Once settled, the slow cooking process begins. At this point, the curd is extremely fragile, Bradley says.

Stirring then begins with gentle agitation, and the temperature is slowly raised to 130 to 135 degrees Fahrenheit. At that time, the cooking process stops and the whey is drained. Chilled water is then applied two or three times to wash and cool the curd. At this point, the curd is essentially sterile. The water is then drained and a dressing is added.

The dressing for cottage cheese is prepared independently of the curd and will contain all of the milkfat to create either 4-percent, 2-percent or 1-percent finished cottage cheese. The dressing also contains a small amount of salt and a stabilizer, so that the dressing will bind somewhat to the curd particles.

Oftentimes, depending on the manufacturer, the dressing is cultured to make the finished cheese taste more flavorful.

Cold dressing is then added to the chilled curd. The amount of milkfat in the dressing determines whether the finished product will be 4-percent, 2-percent or 1-percent cottage cheese, and the amount of dressing added usually is one part dressing to three parts curd. The product is then packaged, refrigerated and ready for distribution and sale.

According to FDA’s Code of Federal Regulations, 4-percent cottage cheese must have not less than 4 percent by weight of milkfat in the finished food. This also applies to 2-percent and 1-percent milkfat in cottage cheese. In addition, the finished food contains not more than 80 percent moisture.

STORED RECORDS
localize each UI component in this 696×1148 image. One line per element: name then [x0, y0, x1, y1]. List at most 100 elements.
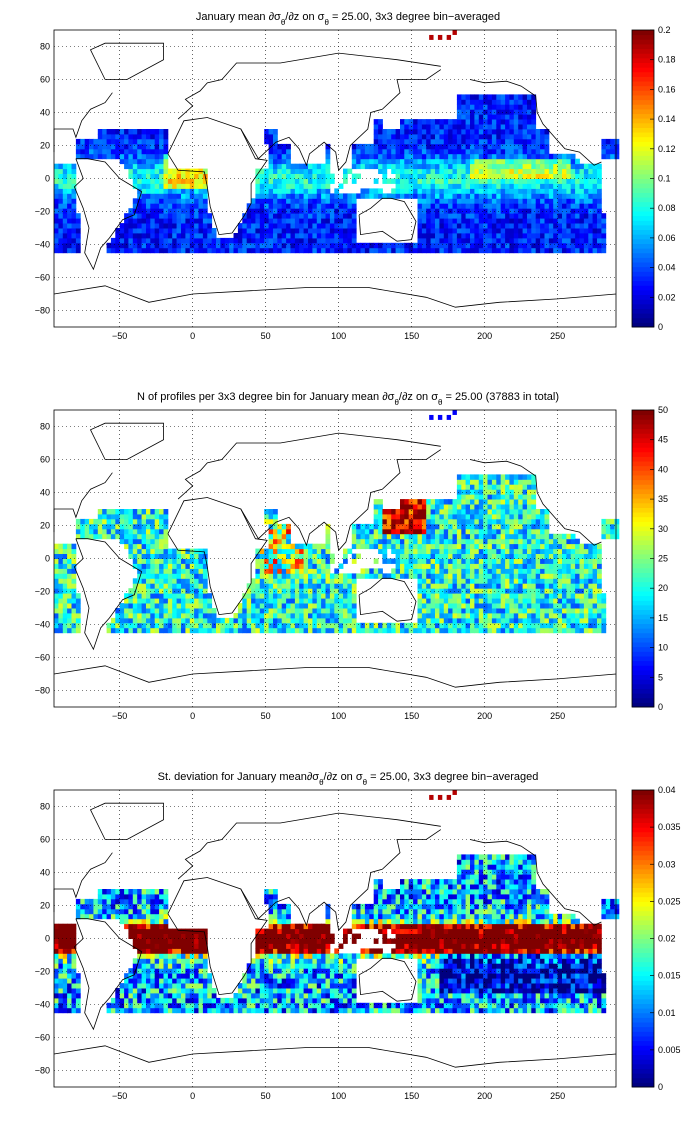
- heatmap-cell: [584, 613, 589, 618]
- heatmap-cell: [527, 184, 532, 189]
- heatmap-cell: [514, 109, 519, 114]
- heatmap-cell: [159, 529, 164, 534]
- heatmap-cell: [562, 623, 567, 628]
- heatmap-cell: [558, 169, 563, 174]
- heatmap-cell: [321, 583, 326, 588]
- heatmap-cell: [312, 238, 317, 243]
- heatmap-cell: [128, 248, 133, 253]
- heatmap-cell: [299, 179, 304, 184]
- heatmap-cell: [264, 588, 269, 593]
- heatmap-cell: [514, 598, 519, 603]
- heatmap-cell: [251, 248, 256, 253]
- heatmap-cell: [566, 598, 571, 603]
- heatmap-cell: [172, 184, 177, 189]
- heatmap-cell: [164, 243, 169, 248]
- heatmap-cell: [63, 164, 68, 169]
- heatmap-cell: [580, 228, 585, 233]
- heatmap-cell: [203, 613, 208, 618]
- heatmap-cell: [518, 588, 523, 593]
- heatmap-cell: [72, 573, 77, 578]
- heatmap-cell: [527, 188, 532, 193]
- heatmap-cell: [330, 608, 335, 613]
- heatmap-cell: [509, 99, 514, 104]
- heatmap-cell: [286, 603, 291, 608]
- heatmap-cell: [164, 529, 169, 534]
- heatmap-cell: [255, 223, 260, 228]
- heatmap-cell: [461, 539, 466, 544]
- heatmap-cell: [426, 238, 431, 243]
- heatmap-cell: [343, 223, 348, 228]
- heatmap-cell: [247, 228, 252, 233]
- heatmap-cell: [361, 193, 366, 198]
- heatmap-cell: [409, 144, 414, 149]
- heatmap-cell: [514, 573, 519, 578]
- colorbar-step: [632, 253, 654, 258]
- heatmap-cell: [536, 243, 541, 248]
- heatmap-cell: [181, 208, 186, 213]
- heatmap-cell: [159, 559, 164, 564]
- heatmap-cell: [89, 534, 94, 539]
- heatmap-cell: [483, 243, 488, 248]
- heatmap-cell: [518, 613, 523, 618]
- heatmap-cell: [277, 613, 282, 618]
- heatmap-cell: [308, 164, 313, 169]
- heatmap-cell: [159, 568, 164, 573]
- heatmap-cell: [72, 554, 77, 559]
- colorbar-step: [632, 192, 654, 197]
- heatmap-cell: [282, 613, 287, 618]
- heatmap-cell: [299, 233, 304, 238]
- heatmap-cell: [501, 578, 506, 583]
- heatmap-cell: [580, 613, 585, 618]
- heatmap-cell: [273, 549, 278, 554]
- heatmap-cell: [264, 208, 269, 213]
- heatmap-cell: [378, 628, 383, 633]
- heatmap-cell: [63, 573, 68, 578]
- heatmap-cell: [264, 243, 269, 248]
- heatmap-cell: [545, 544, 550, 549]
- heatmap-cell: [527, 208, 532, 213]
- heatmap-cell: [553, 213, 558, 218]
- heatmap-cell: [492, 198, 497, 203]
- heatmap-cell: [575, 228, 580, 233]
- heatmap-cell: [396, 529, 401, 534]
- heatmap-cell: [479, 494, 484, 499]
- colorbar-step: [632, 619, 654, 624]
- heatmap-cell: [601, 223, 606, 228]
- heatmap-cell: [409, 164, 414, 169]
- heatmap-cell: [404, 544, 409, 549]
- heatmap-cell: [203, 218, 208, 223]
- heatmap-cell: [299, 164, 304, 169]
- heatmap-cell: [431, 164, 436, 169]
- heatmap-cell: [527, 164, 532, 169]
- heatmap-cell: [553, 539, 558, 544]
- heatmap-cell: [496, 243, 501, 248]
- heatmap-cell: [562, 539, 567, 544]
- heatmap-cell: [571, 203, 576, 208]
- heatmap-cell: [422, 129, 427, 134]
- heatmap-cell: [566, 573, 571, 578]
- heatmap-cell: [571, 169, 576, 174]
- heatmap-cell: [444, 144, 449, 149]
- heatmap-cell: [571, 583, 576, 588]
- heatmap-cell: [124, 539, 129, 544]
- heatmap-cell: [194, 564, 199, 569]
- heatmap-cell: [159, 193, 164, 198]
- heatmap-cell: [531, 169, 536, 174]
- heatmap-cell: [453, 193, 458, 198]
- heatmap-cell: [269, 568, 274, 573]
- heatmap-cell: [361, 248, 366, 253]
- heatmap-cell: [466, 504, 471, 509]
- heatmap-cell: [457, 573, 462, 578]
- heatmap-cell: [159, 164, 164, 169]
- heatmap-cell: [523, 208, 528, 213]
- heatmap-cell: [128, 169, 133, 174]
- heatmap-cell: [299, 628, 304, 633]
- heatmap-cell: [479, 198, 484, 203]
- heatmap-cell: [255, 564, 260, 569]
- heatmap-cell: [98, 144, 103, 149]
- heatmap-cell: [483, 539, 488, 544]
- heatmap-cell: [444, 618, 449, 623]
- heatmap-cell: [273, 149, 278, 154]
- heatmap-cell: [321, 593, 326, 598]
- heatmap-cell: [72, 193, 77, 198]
==
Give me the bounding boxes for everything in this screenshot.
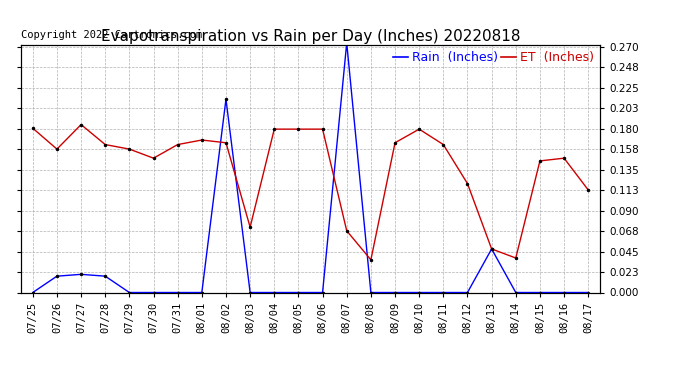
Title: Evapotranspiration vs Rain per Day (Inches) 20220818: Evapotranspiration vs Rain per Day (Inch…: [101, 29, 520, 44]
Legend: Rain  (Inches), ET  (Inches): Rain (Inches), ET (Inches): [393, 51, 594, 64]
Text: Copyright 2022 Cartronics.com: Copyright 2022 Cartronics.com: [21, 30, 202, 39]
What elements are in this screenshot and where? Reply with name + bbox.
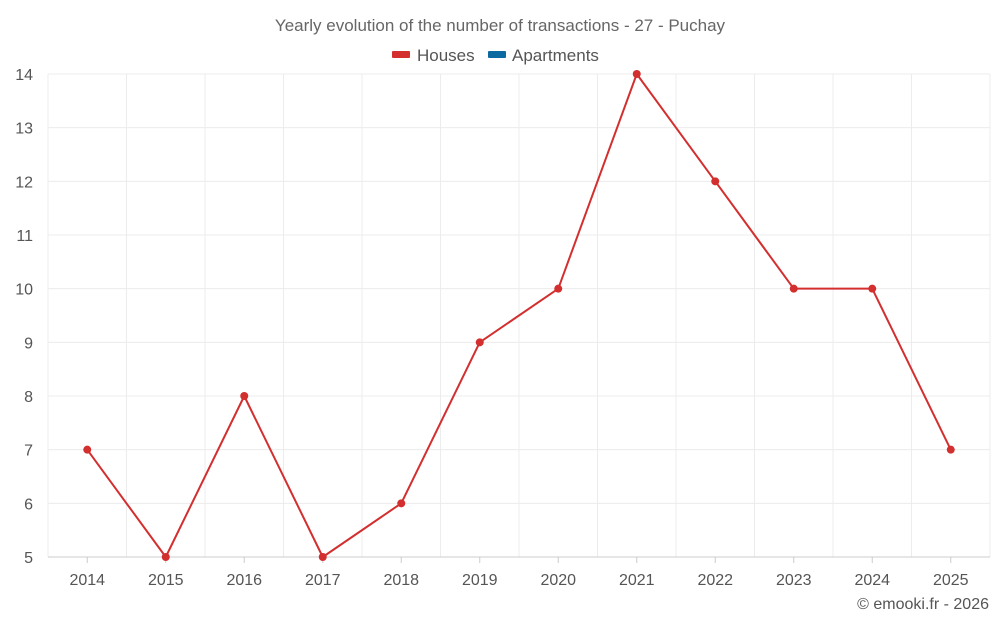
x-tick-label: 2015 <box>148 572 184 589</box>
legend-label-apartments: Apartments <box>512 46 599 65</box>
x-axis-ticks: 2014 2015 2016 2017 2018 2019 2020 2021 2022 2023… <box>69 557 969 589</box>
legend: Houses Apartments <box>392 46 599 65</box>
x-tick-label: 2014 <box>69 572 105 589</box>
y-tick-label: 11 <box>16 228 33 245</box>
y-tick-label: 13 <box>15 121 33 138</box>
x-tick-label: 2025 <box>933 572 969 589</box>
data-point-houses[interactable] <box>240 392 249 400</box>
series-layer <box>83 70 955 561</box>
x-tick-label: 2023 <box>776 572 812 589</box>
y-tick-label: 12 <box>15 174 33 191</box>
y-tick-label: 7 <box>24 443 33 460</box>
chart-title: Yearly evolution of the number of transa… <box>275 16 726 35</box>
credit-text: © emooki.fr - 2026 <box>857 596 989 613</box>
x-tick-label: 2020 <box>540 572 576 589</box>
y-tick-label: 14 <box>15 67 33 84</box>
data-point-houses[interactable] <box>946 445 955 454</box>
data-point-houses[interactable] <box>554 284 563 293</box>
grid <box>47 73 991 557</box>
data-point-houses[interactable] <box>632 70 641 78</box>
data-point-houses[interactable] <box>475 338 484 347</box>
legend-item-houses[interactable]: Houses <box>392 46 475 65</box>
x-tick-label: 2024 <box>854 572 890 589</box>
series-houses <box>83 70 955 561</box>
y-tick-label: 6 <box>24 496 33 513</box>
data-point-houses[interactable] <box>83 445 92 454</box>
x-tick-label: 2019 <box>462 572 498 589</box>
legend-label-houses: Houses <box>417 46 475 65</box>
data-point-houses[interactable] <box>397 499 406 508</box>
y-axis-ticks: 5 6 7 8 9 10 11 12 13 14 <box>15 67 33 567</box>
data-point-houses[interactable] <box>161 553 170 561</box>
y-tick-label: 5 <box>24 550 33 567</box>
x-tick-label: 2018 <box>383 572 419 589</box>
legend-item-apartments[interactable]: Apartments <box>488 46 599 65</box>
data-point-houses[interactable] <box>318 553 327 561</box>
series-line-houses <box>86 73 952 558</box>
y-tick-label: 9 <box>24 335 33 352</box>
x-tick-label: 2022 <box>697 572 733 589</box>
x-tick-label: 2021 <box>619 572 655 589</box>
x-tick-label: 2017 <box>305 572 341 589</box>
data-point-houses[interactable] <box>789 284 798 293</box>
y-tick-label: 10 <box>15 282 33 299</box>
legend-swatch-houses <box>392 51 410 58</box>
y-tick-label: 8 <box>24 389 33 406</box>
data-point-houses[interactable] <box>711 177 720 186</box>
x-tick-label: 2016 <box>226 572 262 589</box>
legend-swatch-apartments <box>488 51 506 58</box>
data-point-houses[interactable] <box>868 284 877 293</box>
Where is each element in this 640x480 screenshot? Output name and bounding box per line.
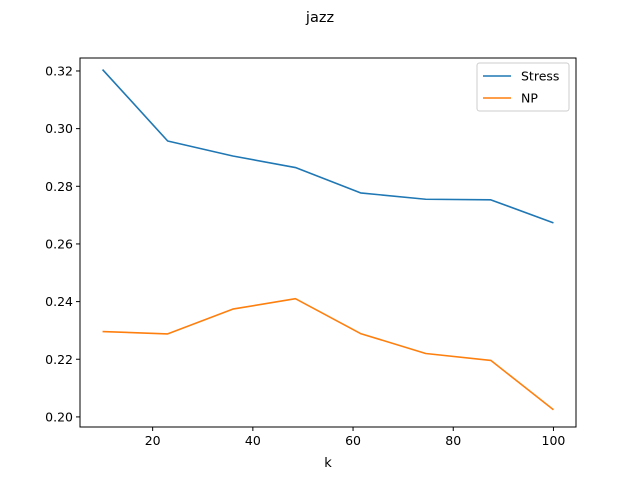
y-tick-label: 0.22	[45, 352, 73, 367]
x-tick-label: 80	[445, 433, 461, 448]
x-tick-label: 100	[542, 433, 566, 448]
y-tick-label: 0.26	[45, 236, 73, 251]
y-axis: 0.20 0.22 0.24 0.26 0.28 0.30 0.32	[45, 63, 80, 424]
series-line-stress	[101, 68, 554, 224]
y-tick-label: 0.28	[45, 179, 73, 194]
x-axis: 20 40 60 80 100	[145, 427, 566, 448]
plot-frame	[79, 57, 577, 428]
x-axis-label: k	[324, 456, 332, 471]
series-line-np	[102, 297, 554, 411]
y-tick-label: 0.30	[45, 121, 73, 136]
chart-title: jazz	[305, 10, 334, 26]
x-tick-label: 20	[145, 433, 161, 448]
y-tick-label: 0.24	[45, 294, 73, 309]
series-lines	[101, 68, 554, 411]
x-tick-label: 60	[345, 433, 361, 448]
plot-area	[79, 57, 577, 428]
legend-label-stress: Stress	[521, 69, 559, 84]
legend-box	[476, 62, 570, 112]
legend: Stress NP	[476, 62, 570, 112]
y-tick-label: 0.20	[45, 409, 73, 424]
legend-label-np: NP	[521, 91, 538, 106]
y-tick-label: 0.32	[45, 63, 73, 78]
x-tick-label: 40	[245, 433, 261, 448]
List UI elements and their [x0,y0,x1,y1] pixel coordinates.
...
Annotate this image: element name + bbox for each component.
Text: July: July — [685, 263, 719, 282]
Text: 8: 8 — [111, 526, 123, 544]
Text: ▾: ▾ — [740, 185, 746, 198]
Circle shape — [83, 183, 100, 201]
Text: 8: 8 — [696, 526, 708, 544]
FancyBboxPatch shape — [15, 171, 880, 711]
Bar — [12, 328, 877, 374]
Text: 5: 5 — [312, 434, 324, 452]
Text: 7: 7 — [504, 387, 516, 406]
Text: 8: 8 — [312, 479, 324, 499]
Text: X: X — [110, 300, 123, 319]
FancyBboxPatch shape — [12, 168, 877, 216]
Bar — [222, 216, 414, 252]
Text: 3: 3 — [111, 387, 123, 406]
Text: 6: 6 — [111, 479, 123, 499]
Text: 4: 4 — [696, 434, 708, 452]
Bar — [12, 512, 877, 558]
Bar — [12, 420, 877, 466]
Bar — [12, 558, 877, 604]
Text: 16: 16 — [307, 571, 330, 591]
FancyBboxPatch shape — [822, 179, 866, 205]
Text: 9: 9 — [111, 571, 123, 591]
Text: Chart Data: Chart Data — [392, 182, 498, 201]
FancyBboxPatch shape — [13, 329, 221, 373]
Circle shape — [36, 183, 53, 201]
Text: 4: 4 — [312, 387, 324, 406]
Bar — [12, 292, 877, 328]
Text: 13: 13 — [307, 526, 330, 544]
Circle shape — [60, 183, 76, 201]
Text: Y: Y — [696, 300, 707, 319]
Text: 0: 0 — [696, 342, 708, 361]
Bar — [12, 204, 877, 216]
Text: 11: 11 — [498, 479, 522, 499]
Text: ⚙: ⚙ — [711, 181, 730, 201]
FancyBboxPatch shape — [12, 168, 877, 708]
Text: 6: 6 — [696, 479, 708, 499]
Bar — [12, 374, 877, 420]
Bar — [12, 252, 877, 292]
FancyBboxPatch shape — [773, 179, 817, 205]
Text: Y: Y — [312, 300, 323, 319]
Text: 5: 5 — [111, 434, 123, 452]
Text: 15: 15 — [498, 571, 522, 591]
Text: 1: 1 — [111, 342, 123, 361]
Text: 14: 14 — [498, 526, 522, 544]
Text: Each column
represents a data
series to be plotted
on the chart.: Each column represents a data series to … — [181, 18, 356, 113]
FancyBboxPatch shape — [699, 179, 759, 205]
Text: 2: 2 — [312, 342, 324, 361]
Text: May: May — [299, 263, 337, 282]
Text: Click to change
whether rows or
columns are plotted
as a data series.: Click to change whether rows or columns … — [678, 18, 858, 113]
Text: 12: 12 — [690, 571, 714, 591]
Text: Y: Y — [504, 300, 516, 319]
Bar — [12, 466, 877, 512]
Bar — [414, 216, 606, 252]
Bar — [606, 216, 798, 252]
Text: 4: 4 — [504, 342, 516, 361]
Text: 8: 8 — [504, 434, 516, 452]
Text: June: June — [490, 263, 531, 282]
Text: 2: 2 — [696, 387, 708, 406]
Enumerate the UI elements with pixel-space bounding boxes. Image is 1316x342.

REQUIREMENTS
**A)** Retype the cottage cheese passage, everything from "Stirring then begins" down to "taste more flavorful.".
**B)** List every ingredient that the cottage cheese passage says the dressing contains.

OUTPUTS
**A)**
Stirring then begins with gentle agitation, and the temperature is slowly raised to 130 to 135 degrees Fahrenheit. At that time, the cooking process stops and the whey is drained. Chilled water is then applied two or three times to wash and cool the curd. At this point, the curd is essentially sterile. The water is then drained and a dressing is added.

The dressing for cottage cheese is prepared independently of the curd and will contain all of the milkfat to create either 4-percent, 2-percent or 1-percent finished cottage cheese. The dressing also contains a small amount of salt and a stabilizer, so that the dressing will bind somewhat to the curd particles.

Oftentimes, depending on the manufacturer, the dressing is cultured to make the finished cheese taste more flavorful.

**B)**
- Milkfat (all of it for the finished cottage cheese)
- A small amount of salt
- A stabilizer